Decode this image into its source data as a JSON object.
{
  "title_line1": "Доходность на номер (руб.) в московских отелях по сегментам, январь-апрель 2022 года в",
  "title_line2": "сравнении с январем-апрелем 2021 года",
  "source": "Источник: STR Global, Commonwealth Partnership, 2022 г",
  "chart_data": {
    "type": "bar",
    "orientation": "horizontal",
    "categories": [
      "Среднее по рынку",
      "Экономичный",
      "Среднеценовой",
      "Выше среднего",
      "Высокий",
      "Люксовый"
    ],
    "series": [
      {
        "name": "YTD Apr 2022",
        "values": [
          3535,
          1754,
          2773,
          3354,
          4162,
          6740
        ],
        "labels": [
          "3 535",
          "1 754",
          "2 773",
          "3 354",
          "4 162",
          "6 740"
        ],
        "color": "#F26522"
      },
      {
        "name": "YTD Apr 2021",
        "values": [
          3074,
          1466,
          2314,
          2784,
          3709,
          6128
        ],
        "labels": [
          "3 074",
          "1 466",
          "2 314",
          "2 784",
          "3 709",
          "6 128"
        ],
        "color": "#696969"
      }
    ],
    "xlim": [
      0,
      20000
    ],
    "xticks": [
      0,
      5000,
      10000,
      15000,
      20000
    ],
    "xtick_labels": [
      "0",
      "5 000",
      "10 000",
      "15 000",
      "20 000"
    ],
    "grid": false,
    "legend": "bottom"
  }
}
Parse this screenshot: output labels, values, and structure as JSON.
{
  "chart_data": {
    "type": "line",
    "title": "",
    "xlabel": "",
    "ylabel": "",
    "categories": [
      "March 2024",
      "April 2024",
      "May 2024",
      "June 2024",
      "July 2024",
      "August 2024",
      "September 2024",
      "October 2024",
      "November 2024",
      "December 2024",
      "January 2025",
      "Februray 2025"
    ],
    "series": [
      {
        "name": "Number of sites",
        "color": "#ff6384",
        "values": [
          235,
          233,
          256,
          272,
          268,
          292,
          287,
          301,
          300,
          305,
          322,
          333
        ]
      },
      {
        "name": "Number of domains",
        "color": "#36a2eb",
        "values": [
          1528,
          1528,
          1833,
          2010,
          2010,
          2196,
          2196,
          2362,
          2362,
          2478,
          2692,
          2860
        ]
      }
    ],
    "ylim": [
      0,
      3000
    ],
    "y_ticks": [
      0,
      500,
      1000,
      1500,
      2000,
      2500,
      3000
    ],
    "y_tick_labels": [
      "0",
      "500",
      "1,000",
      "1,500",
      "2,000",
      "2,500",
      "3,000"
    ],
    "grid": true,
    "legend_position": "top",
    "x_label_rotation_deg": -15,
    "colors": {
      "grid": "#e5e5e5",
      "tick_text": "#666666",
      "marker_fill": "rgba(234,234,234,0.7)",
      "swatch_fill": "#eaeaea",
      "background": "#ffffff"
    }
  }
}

Exercise prompt ▸
Return each line with "source".

Result for this exercise ▸
Decode this image into its source data as a JSON object.
  "source": "Источник: STR Global, Commonwealth Partnership, 2022 г",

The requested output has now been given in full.